-- Begin Data to use --

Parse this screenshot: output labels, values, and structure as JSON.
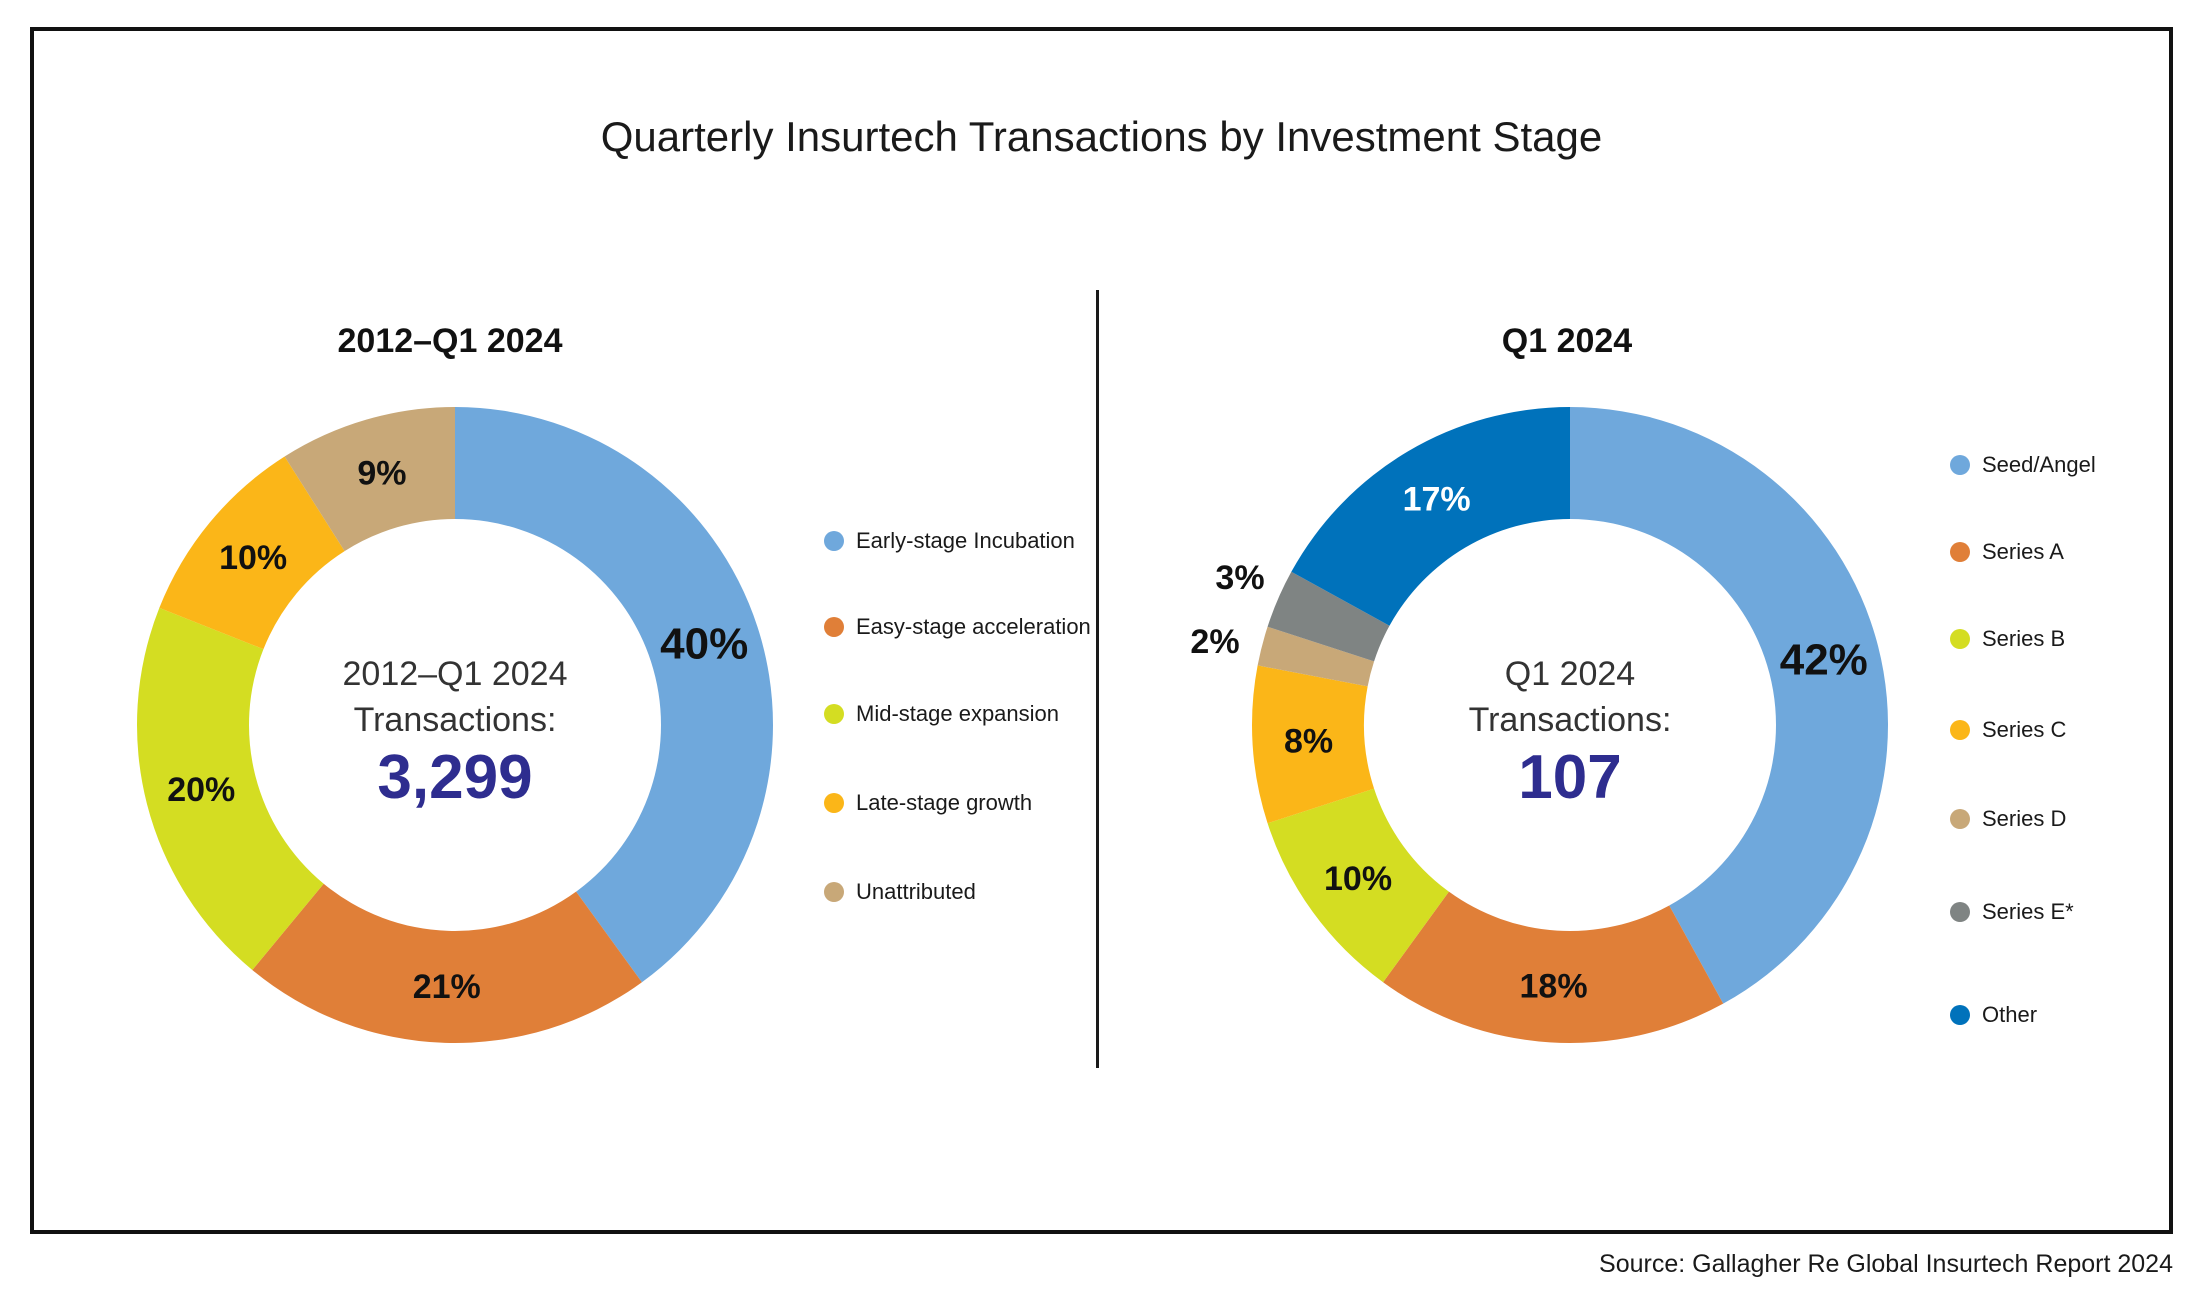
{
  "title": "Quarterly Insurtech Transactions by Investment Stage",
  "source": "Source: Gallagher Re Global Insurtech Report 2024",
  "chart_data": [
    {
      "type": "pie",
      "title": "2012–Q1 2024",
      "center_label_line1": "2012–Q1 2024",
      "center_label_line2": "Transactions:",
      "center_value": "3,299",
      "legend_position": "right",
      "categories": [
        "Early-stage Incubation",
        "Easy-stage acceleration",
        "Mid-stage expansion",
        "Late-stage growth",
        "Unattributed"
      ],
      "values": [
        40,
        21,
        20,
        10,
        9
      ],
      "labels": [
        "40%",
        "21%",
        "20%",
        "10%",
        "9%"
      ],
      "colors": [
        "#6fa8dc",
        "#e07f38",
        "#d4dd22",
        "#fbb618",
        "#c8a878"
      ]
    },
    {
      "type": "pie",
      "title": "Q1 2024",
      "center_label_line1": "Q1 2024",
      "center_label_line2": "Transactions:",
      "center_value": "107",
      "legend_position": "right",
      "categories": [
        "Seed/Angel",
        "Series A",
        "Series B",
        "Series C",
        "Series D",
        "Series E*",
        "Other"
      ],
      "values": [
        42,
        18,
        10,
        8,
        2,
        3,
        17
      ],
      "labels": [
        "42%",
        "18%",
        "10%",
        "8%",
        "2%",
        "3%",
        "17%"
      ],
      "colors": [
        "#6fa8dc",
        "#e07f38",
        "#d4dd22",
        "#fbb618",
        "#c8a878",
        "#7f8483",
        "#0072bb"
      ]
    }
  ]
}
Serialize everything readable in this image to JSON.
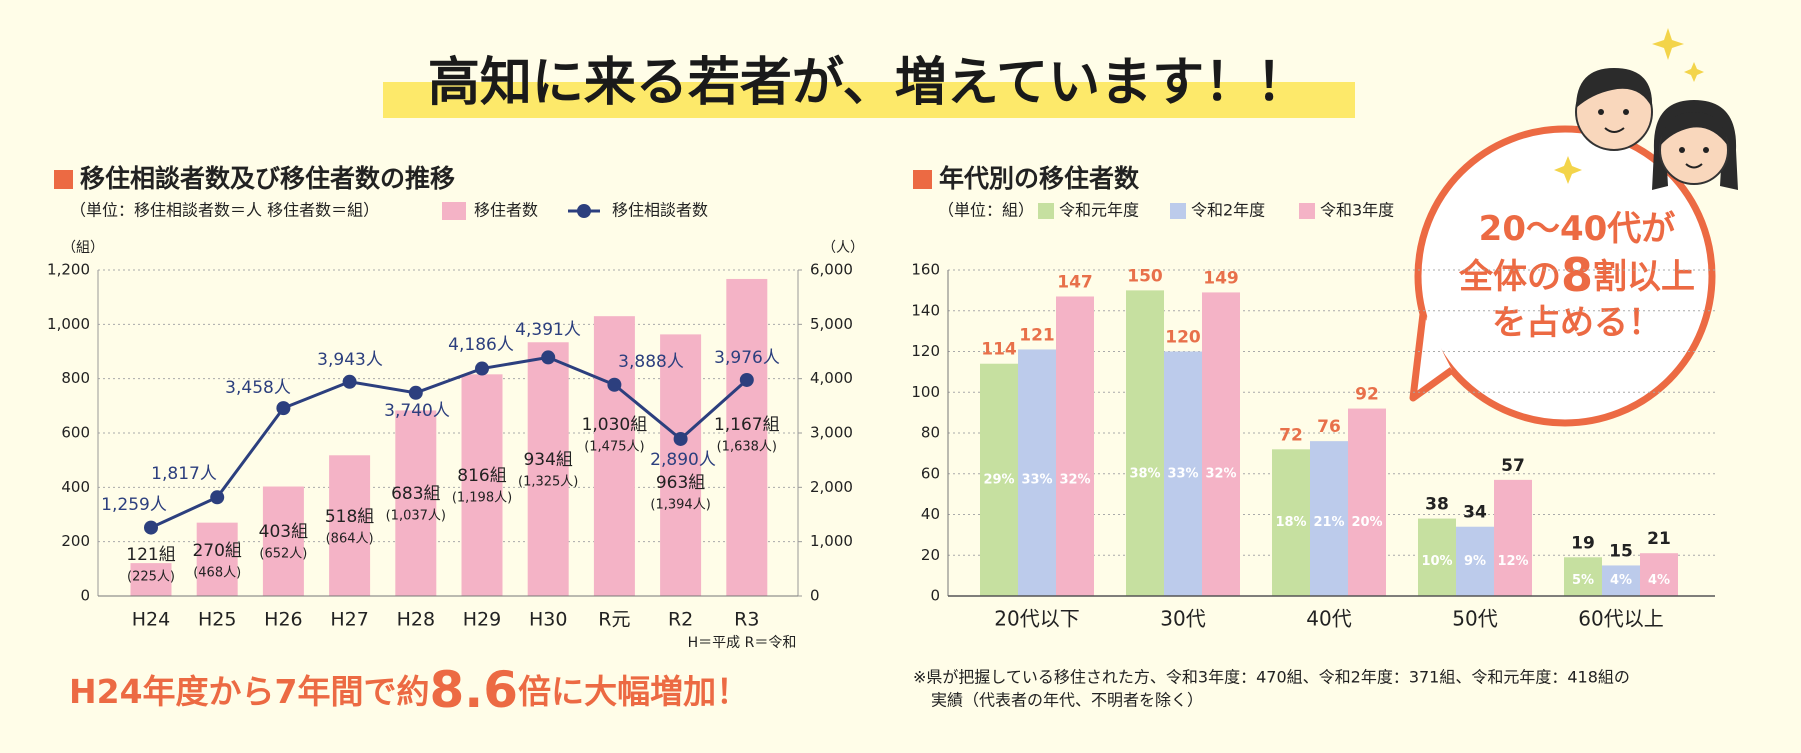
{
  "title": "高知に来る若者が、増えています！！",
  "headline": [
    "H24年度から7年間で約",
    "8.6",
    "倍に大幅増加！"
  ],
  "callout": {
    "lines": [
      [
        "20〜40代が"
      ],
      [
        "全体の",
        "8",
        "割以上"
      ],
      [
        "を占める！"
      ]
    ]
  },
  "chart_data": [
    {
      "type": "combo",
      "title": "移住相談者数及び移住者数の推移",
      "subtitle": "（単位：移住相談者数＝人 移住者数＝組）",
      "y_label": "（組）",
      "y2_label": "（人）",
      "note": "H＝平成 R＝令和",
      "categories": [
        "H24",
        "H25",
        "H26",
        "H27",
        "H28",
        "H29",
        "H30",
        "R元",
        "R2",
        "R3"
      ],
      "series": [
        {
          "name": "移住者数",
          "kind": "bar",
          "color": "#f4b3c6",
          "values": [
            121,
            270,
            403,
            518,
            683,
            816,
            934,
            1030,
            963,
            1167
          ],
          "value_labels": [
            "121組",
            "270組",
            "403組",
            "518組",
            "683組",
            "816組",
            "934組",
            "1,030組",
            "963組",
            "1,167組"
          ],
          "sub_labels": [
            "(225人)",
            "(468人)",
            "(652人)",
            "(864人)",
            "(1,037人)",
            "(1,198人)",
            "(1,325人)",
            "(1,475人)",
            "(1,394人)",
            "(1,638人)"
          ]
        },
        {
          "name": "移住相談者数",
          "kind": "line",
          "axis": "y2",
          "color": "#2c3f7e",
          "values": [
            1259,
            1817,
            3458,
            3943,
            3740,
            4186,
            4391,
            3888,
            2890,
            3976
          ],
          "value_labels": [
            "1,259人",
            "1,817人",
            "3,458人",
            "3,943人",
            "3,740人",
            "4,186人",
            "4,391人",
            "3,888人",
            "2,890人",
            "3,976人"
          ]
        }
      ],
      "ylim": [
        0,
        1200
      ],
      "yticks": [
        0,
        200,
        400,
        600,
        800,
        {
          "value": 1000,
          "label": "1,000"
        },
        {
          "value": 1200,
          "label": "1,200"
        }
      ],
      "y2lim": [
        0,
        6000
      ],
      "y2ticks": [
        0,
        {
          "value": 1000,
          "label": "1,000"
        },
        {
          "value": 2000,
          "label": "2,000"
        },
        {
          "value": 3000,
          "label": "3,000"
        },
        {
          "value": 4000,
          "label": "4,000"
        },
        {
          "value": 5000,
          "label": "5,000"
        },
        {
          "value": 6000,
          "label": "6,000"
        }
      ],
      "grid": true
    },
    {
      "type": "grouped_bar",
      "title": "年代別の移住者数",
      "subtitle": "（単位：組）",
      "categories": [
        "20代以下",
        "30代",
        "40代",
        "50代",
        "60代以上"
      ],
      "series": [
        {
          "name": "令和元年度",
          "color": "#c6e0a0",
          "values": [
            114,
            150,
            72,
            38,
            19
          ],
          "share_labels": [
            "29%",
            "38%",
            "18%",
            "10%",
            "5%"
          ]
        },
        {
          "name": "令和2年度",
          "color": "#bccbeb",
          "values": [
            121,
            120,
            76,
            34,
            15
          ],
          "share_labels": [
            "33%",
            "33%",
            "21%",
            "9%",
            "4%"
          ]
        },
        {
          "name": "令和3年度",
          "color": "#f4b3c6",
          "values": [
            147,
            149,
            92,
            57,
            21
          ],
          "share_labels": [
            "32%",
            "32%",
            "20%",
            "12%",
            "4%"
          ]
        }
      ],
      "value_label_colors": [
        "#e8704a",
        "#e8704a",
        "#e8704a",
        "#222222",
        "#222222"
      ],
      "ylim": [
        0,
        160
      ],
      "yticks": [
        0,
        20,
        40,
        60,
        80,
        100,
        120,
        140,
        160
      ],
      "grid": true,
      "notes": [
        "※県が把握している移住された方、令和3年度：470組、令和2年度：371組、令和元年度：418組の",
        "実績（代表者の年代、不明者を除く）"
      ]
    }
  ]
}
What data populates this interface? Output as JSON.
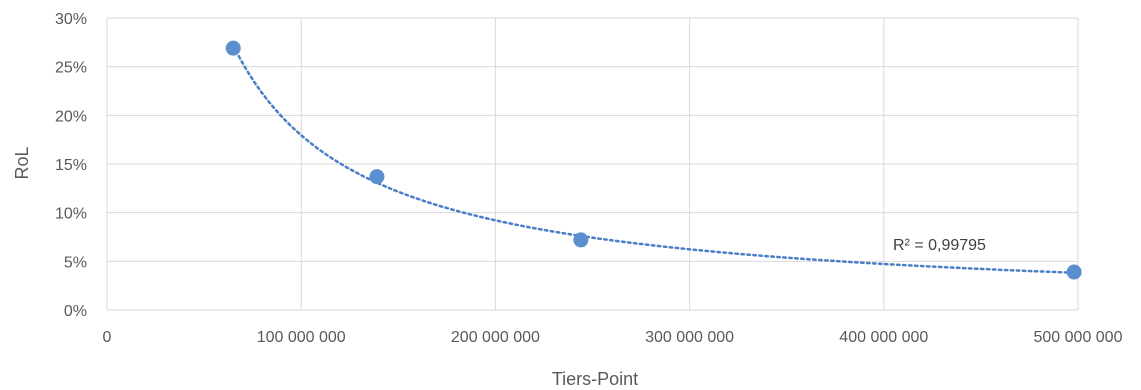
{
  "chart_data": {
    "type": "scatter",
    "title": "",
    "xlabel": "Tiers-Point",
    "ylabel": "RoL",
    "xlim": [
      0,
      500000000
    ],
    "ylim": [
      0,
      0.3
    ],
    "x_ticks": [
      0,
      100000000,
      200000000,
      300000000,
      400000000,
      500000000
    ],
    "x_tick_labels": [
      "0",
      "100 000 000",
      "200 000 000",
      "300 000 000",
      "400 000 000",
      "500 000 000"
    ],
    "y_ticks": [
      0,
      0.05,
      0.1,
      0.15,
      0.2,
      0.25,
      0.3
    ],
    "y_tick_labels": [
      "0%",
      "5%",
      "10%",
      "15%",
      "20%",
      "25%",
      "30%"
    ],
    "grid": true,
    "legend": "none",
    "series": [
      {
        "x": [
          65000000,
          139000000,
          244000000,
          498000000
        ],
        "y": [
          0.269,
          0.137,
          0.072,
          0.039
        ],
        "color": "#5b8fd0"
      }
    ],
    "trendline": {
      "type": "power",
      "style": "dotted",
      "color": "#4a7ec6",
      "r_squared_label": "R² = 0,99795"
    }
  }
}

-- End Data to use --

- [Problem details]: Copy all the lines of data exactly as they appear, dropping any images.

- [Completed task]:
Parse this screenshot: output labels, values, and structure as JSON.
{
  "title": "Quarterly Insurtech Transactions by Investment Stage",
  "source": "Source: Gallagher Re Global Insurtech Report 2024",
  "chart_data": [
    {
      "type": "pie",
      "title": "2012–Q1 2024",
      "center_label_line1": "2012–Q1 2024",
      "center_label_line2": "Transactions:",
      "center_value": "3,299",
      "legend_position": "right",
      "categories": [
        "Early-stage Incubation",
        "Easy-stage acceleration",
        "Mid-stage expansion",
        "Late-stage growth",
        "Unattributed"
      ],
      "values": [
        40,
        21,
        20,
        10,
        9
      ],
      "labels": [
        "40%",
        "21%",
        "20%",
        "10%",
        "9%"
      ],
      "colors": [
        "#6fa8dc",
        "#e07f38",
        "#d4dd22",
        "#fbb618",
        "#c8a878"
      ]
    },
    {
      "type": "pie",
      "title": "Q1 2024",
      "center_label_line1": "Q1 2024",
      "center_label_line2": "Transactions:",
      "center_value": "107",
      "legend_position": "right",
      "categories": [
        "Seed/Angel",
        "Series A",
        "Series B",
        "Series C",
        "Series D",
        "Series E*",
        "Other"
      ],
      "values": [
        42,
        18,
        10,
        8,
        2,
        3,
        17
      ],
      "labels": [
        "42%",
        "18%",
        "10%",
        "8%",
        "2%",
        "3%",
        "17%"
      ],
      "colors": [
        "#6fa8dc",
        "#e07f38",
        "#d4dd22",
        "#fbb618",
        "#c8a878",
        "#7f8483",
        "#0072bb"
      ]
    }
  ]
}
Serialize everything readable in this image to JSON.
{
  "title": "高知に来る若者が、増えています！！",
  "headline": [
    "H24年度から7年間で約",
    "8.6",
    "倍に大幅増加！"
  ],
  "callout": {
    "lines": [
      [
        "20〜40代が"
      ],
      [
        "全体の",
        "8",
        "割以上"
      ],
      [
        "を占める！"
      ]
    ]
  },
  "chart_data": [
    {
      "type": "combo",
      "title": "移住相談者数及び移住者数の推移",
      "subtitle": "（単位：移住相談者数＝人 移住者数＝組）",
      "y_label": "（組）",
      "y2_label": "（人）",
      "note": "H＝平成 R＝令和",
      "categories": [
        "H24",
        "H25",
        "H26",
        "H27",
        "H28",
        "H29",
        "H30",
        "R元",
        "R2",
        "R3"
      ],
      "series": [
        {
          "name": "移住者数",
          "kind": "bar",
          "color": "#f4b3c6",
          "values": [
            121,
            270,
            403,
            518,
            683,
            816,
            934,
            1030,
            963,
            1167
          ],
          "value_labels": [
            "121組",
            "270組",
            "403組",
            "518組",
            "683組",
            "816組",
            "934組",
            "1,030組",
            "963組",
            "1,167組"
          ],
          "sub_labels": [
            "(225人)",
            "(468人)",
            "(652人)",
            "(864人)",
            "(1,037人)",
            "(1,198人)",
            "(1,325人)",
            "(1,475人)",
            "(1,394人)",
            "(1,638人)"
          ]
        },
        {
          "name": "移住相談者数",
          "kind": "line",
          "axis": "y2",
          "color": "#2c3f7e",
          "values": [
            1259,
            1817,
            3458,
            3943,
            3740,
            4186,
            4391,
            3888,
            2890,
            3976
          ],
          "value_labels": [
            "1,259人",
            "1,817人",
            "3,458人",
            "3,943人",
            "3,740人",
            "4,186人",
            "4,391人",
            "3,888人",
            "2,890人",
            "3,976人"
          ]
        }
      ],
      "ylim": [
        0,
        1200
      ],
      "yticks": [
        0,
        200,
        400,
        600,
        800,
        {
          "value": 1000,
          "label": "1,000"
        },
        {
          "value": 1200,
          "label": "1,200"
        }
      ],
      "y2lim": [
        0,
        6000
      ],
      "y2ticks": [
        0,
        {
          "value": 1000,
          "label": "1,000"
        },
        {
          "value": 2000,
          "label": "2,000"
        },
        {
          "value": 3000,
          "label": "3,000"
        },
        {
          "value": 4000,
          "label": "4,000"
        },
        {
          "value": 5000,
          "label": "5,000"
        },
        {
          "value": 6000,
          "label": "6,000"
        }
      ],
      "grid": true
    },
    {
      "type": "grouped_bar",
      "title": "年代別の移住者数",
      "subtitle": "（単位：組）",
      "categories": [
        "20代以下",
        "30代",
        "40代",
        "50代",
        "60代以上"
      ],
      "series": [
        {
          "name": "令和元年度",
          "color": "#c6e0a0",
          "values": [
            114,
            150,
            72,
            38,
            19
          ],
          "share_labels": [
            "29%",
            "38%",
            "18%",
            "10%",
            "5%"
          ]
        },
        {
          "name": "令和2年度",
          "color": "#bccbeb",
          "values": [
            121,
            120,
            76,
            34,
            15
          ],
          "share_labels": [
            "33%",
            "33%",
            "21%",
            "9%",
            "4%"
          ]
        },
        {
          "name": "令和3年度",
          "color": "#f4b3c6",
          "values": [
            147,
            149,
            92,
            57,
            21
          ],
          "share_labels": [
            "32%",
            "32%",
            "20%",
            "12%",
            "4%"
          ]
        }
      ],
      "value_label_colors": [
        "#e8704a",
        "#e8704a",
        "#e8704a",
        "#222222",
        "#222222"
      ],
      "ylim": [
        0,
        160
      ],
      "yticks": [
        0,
        20,
        40,
        60,
        80,
        100,
        120,
        140,
        160
      ],
      "grid": true,
      "notes": [
        "※県が把握している移住された方、令和3年度：470組、令和2年度：371組、令和元年度：418組の",
        "実績（代表者の年代、不明者を除く）"
      ]
    }
  ]
}
What data populates this interface? Output as JSON.
{
  "chart_data": {
    "type": "scatter",
    "title": "",
    "xlabel": "Tiers-Point",
    "ylabel": "RoL",
    "xlim": [
      0,
      500000000
    ],
    "ylim": [
      0,
      0.3
    ],
    "x_ticks": [
      0,
      100000000,
      200000000,
      300000000,
      400000000,
      500000000
    ],
    "x_tick_labels": [
      "0",
      "100 000 000",
      "200 000 000",
      "300 000 000",
      "400 000 000",
      "500 000 000"
    ],
    "y_ticks": [
      0,
      0.05,
      0.1,
      0.15,
      0.2,
      0.25,
      0.3
    ],
    "y_tick_labels": [
      "0%",
      "5%",
      "10%",
      "15%",
      "20%",
      "25%",
      "30%"
    ],
    "grid": true,
    "legend": "none",
    "series": [
      {
        "x": [
          65000000,
          139000000,
          244000000,
          498000000
        ],
        "y": [
          0.269,
          0.137,
          0.072,
          0.039
        ],
        "color": "#5b8fd0"
      }
    ],
    "trendline": {
      "type": "power",
      "style": "dotted",
      "color": "#4a7ec6",
      "r_squared_label": "R² = 0,99795"
    }
  }
}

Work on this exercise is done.